## [DO THIS]
Your task is to copy every line of the records below that contains "удостовериться".

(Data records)

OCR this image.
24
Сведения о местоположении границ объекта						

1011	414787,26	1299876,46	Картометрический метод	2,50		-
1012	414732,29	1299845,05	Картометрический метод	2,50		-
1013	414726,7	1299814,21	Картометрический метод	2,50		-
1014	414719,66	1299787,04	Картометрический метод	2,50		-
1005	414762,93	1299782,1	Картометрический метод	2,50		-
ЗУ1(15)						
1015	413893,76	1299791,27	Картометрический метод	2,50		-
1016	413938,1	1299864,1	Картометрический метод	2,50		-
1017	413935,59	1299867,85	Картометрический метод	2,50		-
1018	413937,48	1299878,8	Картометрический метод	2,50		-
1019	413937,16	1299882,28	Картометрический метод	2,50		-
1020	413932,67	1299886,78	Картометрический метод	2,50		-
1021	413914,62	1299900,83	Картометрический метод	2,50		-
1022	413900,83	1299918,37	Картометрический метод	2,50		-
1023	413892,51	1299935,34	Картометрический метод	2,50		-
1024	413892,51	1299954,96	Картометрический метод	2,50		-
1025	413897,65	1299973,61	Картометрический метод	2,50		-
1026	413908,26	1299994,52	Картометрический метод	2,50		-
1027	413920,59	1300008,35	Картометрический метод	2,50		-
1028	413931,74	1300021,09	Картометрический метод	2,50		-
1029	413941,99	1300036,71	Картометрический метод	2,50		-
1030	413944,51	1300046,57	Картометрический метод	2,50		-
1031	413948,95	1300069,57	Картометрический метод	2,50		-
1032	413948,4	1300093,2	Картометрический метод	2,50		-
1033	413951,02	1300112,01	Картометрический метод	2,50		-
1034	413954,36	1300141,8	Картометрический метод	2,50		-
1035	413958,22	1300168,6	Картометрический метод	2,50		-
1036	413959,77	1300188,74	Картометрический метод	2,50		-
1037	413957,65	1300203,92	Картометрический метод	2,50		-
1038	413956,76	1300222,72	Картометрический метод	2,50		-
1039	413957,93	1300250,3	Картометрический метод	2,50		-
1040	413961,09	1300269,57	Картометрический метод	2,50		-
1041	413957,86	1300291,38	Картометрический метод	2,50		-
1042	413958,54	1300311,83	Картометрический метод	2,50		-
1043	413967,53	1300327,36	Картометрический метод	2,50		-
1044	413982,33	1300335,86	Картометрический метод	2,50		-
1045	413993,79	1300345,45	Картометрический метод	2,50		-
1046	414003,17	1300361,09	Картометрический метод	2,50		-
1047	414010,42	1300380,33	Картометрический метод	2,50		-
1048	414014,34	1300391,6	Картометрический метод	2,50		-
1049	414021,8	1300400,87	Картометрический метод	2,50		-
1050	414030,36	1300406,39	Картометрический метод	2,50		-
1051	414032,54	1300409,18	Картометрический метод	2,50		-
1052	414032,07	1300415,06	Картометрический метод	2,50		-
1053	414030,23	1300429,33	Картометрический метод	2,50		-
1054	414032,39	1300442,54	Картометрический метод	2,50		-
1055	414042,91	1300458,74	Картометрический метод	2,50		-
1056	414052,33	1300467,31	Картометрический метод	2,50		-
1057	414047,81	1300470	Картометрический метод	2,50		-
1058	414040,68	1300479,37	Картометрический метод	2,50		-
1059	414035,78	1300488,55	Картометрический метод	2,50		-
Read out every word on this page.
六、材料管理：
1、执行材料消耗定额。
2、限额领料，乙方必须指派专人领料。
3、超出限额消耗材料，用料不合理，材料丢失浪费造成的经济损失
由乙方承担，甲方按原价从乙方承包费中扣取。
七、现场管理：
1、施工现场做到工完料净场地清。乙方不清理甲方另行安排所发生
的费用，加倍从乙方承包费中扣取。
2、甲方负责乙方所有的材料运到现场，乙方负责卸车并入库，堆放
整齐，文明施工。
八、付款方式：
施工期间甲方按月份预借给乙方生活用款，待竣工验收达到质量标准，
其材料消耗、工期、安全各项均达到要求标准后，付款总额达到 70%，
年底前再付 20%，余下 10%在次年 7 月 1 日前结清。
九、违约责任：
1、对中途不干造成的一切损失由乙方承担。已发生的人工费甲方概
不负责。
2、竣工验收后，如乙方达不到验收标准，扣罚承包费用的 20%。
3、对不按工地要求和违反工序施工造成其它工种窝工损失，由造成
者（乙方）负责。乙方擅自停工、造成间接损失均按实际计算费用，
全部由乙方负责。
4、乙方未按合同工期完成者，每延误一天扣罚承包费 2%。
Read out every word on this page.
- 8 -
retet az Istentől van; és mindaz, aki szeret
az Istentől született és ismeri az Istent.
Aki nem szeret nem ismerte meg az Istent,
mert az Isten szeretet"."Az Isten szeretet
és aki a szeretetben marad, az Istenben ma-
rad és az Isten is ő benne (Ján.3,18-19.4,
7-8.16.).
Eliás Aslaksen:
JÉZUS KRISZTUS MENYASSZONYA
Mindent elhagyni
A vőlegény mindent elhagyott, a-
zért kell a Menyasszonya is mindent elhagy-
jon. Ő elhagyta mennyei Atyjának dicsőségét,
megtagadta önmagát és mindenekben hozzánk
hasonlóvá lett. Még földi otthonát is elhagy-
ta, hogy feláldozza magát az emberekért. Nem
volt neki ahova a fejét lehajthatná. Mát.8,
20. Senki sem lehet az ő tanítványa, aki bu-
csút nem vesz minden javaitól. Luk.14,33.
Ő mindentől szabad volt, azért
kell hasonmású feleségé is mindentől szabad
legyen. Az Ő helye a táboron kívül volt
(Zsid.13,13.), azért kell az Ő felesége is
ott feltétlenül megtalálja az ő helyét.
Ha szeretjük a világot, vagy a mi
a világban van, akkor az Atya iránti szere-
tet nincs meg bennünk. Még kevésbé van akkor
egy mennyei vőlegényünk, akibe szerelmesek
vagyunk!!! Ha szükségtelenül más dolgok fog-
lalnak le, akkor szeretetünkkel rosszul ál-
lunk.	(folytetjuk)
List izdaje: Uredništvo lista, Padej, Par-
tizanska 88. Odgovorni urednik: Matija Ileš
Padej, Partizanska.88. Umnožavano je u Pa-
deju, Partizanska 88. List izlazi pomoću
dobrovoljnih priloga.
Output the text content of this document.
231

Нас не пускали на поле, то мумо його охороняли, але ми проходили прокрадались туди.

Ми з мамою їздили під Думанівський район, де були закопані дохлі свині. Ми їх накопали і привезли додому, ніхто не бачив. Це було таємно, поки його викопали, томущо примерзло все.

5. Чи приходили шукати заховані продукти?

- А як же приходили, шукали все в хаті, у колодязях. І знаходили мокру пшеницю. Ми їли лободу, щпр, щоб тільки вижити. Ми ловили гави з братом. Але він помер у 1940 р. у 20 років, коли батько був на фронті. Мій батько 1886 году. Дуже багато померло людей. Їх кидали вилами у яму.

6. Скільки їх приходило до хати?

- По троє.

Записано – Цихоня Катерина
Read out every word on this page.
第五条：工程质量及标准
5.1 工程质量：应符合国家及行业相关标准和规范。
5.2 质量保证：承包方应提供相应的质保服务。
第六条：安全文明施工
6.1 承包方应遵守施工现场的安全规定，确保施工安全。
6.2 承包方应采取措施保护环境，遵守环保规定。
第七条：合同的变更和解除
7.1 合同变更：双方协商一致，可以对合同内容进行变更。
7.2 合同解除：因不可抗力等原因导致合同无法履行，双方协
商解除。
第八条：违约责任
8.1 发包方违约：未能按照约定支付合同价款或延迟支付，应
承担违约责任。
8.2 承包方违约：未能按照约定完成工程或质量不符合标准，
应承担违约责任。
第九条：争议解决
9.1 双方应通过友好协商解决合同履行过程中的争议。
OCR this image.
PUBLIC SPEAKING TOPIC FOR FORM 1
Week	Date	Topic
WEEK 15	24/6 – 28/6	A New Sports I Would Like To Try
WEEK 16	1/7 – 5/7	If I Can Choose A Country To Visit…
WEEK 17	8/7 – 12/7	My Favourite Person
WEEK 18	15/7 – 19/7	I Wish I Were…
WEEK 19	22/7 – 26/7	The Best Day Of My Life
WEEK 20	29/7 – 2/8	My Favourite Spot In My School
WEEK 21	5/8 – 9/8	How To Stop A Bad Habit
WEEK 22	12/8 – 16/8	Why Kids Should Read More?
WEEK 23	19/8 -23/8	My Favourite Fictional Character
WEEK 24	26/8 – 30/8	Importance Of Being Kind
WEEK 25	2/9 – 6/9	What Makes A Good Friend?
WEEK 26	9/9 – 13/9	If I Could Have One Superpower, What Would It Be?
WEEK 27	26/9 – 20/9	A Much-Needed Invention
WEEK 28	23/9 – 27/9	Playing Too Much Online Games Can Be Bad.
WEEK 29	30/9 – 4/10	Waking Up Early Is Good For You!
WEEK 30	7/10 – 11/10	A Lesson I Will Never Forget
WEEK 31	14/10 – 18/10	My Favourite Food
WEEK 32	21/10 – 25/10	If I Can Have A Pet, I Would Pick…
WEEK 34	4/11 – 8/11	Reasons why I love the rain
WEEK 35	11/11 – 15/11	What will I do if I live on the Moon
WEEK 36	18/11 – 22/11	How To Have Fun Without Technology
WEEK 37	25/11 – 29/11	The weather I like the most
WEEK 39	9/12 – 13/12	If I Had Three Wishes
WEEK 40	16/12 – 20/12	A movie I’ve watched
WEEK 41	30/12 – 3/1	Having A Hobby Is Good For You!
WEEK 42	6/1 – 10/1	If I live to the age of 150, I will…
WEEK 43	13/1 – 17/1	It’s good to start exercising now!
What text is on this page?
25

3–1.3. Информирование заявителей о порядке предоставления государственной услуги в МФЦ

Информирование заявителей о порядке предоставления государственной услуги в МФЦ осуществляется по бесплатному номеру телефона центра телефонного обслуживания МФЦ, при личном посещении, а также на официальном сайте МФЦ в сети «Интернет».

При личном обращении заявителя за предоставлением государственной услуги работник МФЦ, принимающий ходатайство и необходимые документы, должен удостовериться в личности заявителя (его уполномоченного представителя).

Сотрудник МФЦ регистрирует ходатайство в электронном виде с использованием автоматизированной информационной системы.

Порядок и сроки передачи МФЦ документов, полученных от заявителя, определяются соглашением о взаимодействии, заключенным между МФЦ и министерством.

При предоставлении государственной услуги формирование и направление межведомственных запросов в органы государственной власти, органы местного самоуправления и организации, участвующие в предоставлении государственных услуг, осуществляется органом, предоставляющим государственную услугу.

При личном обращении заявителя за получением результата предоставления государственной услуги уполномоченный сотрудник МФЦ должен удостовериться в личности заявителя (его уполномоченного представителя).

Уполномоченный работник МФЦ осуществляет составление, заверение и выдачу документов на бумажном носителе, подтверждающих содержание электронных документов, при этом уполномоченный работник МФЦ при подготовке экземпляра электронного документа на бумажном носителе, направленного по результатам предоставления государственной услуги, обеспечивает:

## [EXERCISE RESPONSE]
При личном обращении заявителя за предоставлением государственной услуги работник МФЦ, принимающий ходатайство и необходимые документы, должен удостовериться в личности заявителя (его уполномоченного представителя).
При личном обращении заявителя за получением результата предоставления государственной услуги уполномоченный сотрудник МФЦ должен удостовериться в личности заявителя (его уполномоченного представителя).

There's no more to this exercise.